• _PROVIDED TEXT_:
=======

Suzanne Elizabeth Anderson

#Walk20in20.

That’s the hashtag I saw in an Instagram post by Gretchen Rubin, a New York Times best-selling author of books on happiness and habits. It caught my eye because at my annual physical, my doctor suggested 20 minutes of exercise three times a week would be good for me.

Walking 20 minutes a day seems like a reasonable goal during the ideal autumn weather we’ve enjoyed in our mountain community with sunlight, bright-leafed aspens and moose grazing in the wetlands near my home.



My 20-minute walk with Bear and Kiki, my two Newfoundland dogs, has become a good daily habit. I bring my phone and take a photo to post on Instagram afterward. This slows my walk from exercise to contemplation. Perhaps that is the point.

An interesting outcome of these daily walks is not the physical benefit but the mental. The other day, I came back from my walk and realized that I felt calmer for hours afterward, as if I had engaged in 20 minutes of meditation.



But most importantly, I felt as if I had encountered God. On that particular walk, I stopped frequently to take pictures of dead trees that were in various states of decline and those that had fallen to the forest floor and were slowly being subsumed into the earth that recently held them erect.

I noticed how sunlight made tree bark appear silver and, as the light disappeared where the forest grew denser, the bark became golden rust and shadows eventually hid other trees further in.

In the days since then, and even now nearly a week later, I have the sense that I experienced the peace and compassion of God during that walk and that it trails me even now, as a long shadow follows our footsteps.

=======

• _RECORDED INFORMATION_:
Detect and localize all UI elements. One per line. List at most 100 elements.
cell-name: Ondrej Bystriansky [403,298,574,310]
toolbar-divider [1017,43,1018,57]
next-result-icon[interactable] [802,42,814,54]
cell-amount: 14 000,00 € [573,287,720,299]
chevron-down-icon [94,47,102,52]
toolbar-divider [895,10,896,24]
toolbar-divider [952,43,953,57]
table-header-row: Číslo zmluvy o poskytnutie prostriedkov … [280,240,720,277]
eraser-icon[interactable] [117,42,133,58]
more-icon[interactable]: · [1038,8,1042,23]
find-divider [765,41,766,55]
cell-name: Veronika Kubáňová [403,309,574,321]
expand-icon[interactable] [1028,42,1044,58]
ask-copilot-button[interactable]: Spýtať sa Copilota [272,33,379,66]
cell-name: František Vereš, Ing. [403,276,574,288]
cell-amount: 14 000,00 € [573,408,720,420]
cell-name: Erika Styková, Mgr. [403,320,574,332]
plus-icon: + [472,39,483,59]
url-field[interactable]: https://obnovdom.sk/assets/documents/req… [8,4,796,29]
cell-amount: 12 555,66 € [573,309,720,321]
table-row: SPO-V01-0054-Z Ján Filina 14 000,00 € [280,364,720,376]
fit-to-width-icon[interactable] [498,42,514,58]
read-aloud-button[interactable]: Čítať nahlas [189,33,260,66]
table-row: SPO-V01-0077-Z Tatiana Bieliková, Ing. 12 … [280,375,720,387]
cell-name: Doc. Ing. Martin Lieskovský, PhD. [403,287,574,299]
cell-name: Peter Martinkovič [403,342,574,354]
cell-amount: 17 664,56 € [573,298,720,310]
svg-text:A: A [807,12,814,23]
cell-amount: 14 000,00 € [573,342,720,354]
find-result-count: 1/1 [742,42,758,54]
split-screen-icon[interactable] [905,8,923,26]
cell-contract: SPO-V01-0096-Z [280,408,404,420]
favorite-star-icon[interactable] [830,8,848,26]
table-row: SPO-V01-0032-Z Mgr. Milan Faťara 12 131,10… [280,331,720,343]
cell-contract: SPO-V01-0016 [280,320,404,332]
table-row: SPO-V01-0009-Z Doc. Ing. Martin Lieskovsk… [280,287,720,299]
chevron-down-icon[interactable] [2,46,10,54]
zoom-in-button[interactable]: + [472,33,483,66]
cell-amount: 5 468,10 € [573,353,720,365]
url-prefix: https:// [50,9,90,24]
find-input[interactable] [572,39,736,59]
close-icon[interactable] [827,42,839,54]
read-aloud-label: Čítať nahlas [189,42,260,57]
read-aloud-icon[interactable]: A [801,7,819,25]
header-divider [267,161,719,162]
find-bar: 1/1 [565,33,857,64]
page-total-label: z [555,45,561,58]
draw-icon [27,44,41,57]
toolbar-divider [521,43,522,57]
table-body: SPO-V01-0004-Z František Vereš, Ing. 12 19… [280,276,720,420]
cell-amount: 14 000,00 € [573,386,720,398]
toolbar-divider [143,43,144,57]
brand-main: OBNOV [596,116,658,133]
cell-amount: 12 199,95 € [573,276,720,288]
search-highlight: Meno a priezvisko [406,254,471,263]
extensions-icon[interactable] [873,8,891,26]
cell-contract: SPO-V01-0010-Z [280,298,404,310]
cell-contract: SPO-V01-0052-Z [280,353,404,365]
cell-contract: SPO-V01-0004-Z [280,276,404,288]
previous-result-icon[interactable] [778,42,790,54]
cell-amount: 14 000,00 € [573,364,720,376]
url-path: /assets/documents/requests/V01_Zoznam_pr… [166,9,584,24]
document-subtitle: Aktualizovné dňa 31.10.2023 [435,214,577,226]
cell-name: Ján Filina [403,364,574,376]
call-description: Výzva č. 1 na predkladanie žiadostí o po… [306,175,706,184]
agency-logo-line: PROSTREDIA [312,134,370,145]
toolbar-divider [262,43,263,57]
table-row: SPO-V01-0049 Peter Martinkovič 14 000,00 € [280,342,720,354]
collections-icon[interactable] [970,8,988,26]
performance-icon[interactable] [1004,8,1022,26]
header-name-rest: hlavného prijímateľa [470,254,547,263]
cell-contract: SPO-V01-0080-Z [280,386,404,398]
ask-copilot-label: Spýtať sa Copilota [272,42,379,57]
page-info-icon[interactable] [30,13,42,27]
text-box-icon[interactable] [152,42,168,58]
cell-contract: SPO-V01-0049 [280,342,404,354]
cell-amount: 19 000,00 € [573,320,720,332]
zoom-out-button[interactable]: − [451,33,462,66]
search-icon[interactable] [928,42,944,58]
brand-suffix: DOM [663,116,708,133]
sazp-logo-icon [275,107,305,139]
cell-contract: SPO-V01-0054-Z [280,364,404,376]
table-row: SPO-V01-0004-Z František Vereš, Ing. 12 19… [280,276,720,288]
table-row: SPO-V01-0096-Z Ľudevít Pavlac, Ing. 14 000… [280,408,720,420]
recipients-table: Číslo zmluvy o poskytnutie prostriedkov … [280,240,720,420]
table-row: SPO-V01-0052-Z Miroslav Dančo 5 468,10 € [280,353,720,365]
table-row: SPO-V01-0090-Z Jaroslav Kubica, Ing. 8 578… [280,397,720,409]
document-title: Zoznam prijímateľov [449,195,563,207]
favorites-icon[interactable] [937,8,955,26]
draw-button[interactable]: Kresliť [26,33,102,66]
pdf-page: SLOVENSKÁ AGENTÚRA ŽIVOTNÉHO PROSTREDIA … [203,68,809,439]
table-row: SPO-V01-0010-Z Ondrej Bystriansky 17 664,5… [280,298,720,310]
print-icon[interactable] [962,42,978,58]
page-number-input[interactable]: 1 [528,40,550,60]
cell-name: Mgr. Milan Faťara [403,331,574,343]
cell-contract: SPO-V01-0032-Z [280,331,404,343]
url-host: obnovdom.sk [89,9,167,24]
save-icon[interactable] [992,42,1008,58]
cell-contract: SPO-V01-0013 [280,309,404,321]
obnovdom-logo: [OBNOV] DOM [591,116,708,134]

=======

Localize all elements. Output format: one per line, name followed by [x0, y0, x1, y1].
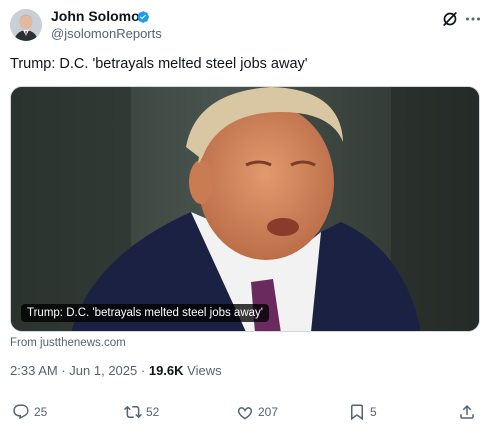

=======

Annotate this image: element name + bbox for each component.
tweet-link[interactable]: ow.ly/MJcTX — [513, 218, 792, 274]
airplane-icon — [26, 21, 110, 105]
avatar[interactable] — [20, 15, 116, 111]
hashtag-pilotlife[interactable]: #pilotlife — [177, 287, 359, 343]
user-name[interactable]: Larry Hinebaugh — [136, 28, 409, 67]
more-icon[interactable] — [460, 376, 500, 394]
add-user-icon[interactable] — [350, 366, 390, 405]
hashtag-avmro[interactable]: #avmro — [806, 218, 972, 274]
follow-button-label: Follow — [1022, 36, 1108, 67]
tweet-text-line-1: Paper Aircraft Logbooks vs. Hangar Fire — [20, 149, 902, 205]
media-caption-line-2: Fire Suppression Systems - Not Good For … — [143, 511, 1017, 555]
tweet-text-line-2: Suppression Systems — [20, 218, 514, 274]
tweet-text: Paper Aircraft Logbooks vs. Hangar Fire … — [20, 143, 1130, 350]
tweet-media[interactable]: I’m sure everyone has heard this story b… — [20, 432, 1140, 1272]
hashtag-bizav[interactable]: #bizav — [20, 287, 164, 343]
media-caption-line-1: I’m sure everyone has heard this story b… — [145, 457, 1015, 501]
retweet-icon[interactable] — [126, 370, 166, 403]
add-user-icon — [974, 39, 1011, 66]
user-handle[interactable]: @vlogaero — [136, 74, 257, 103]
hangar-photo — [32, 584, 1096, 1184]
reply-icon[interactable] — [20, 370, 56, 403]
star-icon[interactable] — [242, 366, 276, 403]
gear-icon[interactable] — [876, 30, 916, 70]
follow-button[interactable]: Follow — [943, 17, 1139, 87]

=======

• _TASKS AND EXERCISES_:
1. Copy the passage of the essay on daily walks that begins at the words "In the days" and ends after "follows our footsteps.".
2. List every name of a human or a dog that appears in the essay on daily walks.
The items come from a separate source and are not part of the essay on daily walks.

• _ANSWERS IN ORDER_:
1.
In the days since then, and even now nearly a week later, I have the sense that I experienced the peace and compassion of God during that walk and that it trails me even now, as a long shadow follows our footsteps.

2.
Suzanne Elizabeth Anderson
Gretchen Rubin
Bear
Kiki